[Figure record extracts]
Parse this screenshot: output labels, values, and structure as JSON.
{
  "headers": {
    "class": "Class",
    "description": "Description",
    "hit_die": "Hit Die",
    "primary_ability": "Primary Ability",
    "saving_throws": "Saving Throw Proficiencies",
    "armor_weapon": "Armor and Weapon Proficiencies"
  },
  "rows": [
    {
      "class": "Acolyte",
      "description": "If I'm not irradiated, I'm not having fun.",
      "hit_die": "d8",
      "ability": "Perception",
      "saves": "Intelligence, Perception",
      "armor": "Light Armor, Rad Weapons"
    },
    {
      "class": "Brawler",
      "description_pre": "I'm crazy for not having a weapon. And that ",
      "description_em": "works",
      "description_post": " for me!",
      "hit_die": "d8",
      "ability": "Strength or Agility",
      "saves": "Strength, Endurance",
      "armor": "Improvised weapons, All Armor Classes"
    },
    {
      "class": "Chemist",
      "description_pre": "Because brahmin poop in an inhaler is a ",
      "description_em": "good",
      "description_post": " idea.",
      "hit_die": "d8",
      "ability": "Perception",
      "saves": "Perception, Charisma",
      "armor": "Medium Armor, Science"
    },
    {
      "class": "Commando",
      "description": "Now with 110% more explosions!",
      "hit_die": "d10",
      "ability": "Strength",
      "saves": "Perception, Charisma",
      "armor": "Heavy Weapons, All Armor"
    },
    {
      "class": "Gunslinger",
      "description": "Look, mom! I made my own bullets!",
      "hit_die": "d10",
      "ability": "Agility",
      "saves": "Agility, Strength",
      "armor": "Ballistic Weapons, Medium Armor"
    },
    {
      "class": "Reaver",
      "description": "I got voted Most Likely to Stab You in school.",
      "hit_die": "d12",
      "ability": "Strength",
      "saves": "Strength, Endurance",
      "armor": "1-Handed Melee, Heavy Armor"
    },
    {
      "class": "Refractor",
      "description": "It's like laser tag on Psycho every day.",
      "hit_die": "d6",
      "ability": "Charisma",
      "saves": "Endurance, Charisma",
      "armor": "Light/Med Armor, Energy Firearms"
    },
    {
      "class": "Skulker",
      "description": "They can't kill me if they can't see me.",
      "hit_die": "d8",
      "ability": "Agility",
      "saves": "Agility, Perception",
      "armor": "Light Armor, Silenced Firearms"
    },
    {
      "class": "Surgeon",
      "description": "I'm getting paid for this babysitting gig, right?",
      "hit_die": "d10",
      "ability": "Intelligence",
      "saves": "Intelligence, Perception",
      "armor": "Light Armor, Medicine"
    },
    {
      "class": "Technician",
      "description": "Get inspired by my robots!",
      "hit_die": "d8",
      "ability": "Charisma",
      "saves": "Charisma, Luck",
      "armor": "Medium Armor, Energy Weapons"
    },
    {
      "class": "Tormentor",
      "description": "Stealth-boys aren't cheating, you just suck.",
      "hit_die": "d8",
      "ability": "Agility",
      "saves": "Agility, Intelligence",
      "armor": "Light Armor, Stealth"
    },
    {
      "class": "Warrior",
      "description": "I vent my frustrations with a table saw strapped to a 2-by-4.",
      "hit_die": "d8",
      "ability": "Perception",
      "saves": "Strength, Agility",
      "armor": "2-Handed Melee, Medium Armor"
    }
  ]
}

---

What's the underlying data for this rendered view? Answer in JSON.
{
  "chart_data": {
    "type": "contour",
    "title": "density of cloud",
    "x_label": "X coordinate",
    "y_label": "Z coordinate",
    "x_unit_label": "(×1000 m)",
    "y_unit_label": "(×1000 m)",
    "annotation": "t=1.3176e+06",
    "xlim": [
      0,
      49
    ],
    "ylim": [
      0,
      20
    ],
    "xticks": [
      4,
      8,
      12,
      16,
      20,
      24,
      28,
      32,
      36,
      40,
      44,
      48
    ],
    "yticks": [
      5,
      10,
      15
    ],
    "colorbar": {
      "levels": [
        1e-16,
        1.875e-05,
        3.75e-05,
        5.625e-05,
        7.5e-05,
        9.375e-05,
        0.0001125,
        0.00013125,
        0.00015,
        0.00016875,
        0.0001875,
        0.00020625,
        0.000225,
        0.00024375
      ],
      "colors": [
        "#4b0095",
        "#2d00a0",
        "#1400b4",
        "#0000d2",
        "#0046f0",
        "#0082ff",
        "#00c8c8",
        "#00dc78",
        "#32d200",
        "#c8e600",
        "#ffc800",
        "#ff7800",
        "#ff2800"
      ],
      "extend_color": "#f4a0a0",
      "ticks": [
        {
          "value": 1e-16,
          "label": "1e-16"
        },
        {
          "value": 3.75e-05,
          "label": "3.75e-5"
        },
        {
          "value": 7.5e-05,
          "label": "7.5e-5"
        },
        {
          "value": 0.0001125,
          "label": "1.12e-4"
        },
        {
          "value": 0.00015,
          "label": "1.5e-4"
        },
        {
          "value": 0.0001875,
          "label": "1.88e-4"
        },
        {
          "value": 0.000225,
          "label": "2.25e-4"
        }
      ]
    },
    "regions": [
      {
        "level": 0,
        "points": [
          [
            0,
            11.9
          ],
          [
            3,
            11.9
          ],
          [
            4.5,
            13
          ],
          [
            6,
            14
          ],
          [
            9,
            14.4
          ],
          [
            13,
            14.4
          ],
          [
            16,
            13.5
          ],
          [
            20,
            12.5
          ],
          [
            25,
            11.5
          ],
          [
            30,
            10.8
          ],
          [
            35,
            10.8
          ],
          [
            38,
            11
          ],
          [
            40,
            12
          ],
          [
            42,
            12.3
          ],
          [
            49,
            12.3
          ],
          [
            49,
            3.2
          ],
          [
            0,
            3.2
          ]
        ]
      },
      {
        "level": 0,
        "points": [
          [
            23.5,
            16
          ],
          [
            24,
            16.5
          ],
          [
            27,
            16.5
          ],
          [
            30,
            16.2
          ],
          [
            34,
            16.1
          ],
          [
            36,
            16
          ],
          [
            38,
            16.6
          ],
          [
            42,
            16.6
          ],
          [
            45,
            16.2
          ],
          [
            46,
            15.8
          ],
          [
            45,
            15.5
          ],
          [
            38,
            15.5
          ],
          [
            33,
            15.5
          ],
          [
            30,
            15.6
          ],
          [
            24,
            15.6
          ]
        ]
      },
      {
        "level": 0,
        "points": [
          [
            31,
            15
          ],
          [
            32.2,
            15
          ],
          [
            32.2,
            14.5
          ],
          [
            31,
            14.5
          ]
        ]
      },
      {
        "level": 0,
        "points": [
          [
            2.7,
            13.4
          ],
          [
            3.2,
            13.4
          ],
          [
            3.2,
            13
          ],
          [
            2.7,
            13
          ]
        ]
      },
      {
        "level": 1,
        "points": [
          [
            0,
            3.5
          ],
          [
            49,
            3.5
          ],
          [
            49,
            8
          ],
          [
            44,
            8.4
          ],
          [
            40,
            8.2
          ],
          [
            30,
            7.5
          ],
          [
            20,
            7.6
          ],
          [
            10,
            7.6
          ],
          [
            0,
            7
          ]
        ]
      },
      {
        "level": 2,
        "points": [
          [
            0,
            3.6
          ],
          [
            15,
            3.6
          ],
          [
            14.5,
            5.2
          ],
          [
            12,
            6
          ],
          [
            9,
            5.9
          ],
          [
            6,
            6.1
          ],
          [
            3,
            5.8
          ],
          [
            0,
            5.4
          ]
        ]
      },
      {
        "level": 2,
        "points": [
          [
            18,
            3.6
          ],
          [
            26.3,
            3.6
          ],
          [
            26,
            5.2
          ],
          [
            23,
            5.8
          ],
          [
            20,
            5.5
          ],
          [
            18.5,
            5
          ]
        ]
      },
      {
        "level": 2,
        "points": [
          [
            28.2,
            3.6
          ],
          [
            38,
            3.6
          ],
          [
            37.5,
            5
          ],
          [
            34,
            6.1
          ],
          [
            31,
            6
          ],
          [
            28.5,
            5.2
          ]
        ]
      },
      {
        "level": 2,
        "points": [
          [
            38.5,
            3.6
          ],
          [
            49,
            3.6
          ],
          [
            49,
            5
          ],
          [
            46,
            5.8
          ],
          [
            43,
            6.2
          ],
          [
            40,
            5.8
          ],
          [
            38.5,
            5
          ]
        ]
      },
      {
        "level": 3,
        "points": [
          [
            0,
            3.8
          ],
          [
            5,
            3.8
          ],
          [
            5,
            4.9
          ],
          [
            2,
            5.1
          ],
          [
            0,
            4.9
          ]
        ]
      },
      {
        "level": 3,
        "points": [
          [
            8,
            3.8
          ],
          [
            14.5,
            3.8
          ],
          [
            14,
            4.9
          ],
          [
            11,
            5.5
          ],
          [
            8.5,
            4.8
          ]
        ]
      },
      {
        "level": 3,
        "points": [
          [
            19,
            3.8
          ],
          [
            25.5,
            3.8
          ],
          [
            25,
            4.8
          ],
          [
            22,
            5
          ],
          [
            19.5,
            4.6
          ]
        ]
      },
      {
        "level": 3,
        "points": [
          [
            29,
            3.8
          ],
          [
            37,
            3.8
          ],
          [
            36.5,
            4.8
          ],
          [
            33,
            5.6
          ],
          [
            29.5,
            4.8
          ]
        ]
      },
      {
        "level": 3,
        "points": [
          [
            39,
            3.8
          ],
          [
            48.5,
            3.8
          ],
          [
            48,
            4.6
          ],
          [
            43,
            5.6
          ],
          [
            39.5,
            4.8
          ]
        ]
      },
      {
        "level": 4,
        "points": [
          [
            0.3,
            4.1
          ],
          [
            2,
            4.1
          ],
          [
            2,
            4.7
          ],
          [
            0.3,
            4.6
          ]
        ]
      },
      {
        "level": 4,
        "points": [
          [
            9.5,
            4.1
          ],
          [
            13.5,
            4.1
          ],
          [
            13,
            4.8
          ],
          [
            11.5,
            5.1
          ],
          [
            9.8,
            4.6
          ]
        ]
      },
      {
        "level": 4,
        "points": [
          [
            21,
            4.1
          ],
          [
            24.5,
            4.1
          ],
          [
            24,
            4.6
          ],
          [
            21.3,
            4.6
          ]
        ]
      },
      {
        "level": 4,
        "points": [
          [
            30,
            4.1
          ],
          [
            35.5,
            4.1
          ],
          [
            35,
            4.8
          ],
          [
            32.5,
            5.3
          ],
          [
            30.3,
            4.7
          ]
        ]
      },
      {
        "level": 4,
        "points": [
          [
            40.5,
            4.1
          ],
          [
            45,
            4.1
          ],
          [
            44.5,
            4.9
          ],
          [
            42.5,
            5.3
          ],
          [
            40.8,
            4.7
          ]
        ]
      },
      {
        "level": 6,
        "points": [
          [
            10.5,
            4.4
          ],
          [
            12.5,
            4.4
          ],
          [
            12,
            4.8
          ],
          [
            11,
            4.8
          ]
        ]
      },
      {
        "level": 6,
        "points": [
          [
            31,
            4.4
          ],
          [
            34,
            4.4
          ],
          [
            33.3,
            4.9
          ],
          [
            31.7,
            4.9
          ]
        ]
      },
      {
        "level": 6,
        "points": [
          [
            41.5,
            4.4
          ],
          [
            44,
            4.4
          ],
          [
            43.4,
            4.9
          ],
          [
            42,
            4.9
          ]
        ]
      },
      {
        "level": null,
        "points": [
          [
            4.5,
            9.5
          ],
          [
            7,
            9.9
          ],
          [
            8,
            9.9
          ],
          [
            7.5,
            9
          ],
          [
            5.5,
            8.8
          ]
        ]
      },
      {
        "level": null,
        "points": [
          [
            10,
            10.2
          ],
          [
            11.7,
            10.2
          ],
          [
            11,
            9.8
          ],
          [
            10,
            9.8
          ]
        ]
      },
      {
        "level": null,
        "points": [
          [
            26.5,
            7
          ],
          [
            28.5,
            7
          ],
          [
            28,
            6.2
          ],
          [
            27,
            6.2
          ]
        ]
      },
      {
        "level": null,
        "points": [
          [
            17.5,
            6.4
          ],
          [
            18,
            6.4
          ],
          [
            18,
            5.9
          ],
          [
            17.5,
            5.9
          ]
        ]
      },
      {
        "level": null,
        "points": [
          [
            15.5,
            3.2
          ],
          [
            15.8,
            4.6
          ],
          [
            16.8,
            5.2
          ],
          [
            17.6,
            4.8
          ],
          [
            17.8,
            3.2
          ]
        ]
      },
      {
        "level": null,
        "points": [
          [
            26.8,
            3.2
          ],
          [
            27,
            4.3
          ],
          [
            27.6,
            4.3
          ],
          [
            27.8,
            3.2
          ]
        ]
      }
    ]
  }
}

◆ To do
Pull out each line of the entries that contains "with".

◆ Correct result
      "description": "Now with 110% more explosions!",
      "description": "I vent my frustrations with a table saw strapped to a 2-by-4.",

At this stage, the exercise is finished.